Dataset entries
=-=-=-=-=

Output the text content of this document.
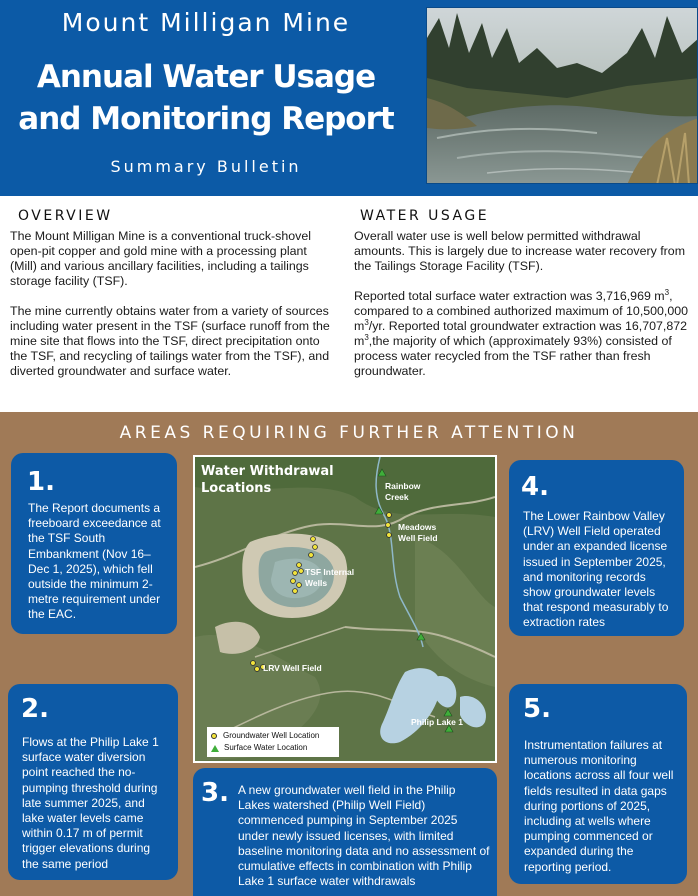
Mount Milligan Mine
Annual Water Usage
and Monitoring Report
Summary Bulletin
OVERVIEW

The Mount Milligan Mine is a conventional truck-shovel open-pit copper and gold mine with a processing plant (Mill) and various ancillary facilities, including a tailings storage facility (TSF).

The mine currently obtains water from a variety of sources including water present in the TSF (surface runoff from the mine site that flows into the TSF, direct precipitation onto the TSF, and recycling of tailings water from the TSF), and diverted groundwater and surface water.

WATER USAGE

Overall water use is well below permitted withdrawal amounts. This is largely due to increase water recovery from the Tailings Storage Facility (TSF).

Reported total surface water extraction was 3,716,969 $m^3$, compared to a combined authorized maximum of 10,500,000 $m^3/yr$. Reported total groundwater extraction was 16,707,872 $m^3,the$ majority of which (approximately 93%) consisted of process water recycled from the TSF rather than fresh groundwater.

AREAS REQUIRING FURTHER ATTENTION
1.
The Report documents a freeboard exceedance at the TSF South Embankment (Nov 16–Dec 1, 2025), which fell outside the minimum 2-metre requirement under the EAC.
2.
Flows at the Philip Lake 1 surface water diversion point reached the no-pumping threshold during late summer 2025, and lake water levels came within 0.17 m of permit trigger elevations during the same period
3. A new groundwater well field in the Philip Lakes watershed (Philip Well Field) commenced pumping in September 2025 under newly issued licenses, with limited baseline monitoring data and no assessment of cumulative effects in combination with Philip Lake 1 surface water withdrawals
4.
The Lower Rainbow Valley (LRV) Well Field operated under an expanded license issued in September 2025, and monitoring records show groundwater levels that respond measurably to extraction rates
5.
Instrumentation failures at numerous monitoring locations across all four well fields resulted in data gaps during portions of 2025, including at wells where pumping commenced or expanded during the reporting period.
Water Withdrawal
Locations	Rainbow
Creek
Meadows
Well Field
TSF Internal
Wells
LRV Well Field
Philip Lake 1
Groundwater Well Location
Surface Water Location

=-=-=-=-=

Reproduce the material word for word. Any pictures should be left out of the copy.

Answer to the exercise:
Output the text content of this document.
Mount Milligan Mine
Annual Water Usage
and Monitoring Report
Summary Bulletin
OVERVIEW

The Mount Milligan Mine is a conventional truck-shovel open-pit copper and gold mine with a processing plant (Mill) and various ancillary facilities, including a tailings storage facility (TSF).

The mine currently obtains water from a variety of sources including water present in the TSF (surface runoff from the mine site that flows into the TSF, direct precipitation onto the TSF, and recycling of tailings water from the TSF), and diverted groundwater and surface water.

WATER USAGE

Overall water use is well below permitted withdrawal amounts. This is largely due to increase water recovery from the Tailings Storage Facility (TSF).

Reported total surface water extraction was 3,716,969 $m^3$, compared to a combined authorized maximum of 10,500,000 $m^3/yr$. Reported total groundwater extraction was 16,707,872 $m^3,the$ majority of which (approximately 93%) consisted of process water recycled from the TSF rather than fresh groundwater.

AREAS REQUIRING FURTHER ATTENTION
1.
The Report documents a freeboard exceedance at the TSF South Embankment (Nov 16–Dec 1, 2025), which fell outside the minimum 2-metre requirement under the EAC.
2.
Flows at the Philip Lake 1 surface water diversion point reached the no-pumping threshold during late summer 2025, and lake water levels came within 0.17 m of permit trigger elevations during the same period
3. A new groundwater well field in the Philip Lakes watershed (Philip Well Field) commenced pumping in September 2025 under newly issued licenses, with limited baseline monitoring data and no assessment of cumulative effects in combination with Philip Lake 1 surface water withdrawals
4.
The Lower Rainbow Valley (LRV) Well Field operated under an expanded license issued in September 2025, and monitoring records show groundwater levels that respond measurably to extraction rates
5.
Instrumentation failures at numerous monitoring locations across all four well fields resulted in data gaps during portions of 2025, including at wells where pumping commenced or expanded during the reporting period.
Water Withdrawal
Locations	Rainbow
Creek
Meadows
Well Field
TSF Internal
Wells
LRV Well Field
Philip Lake 1
Groundwater Well Location
Surface Water Location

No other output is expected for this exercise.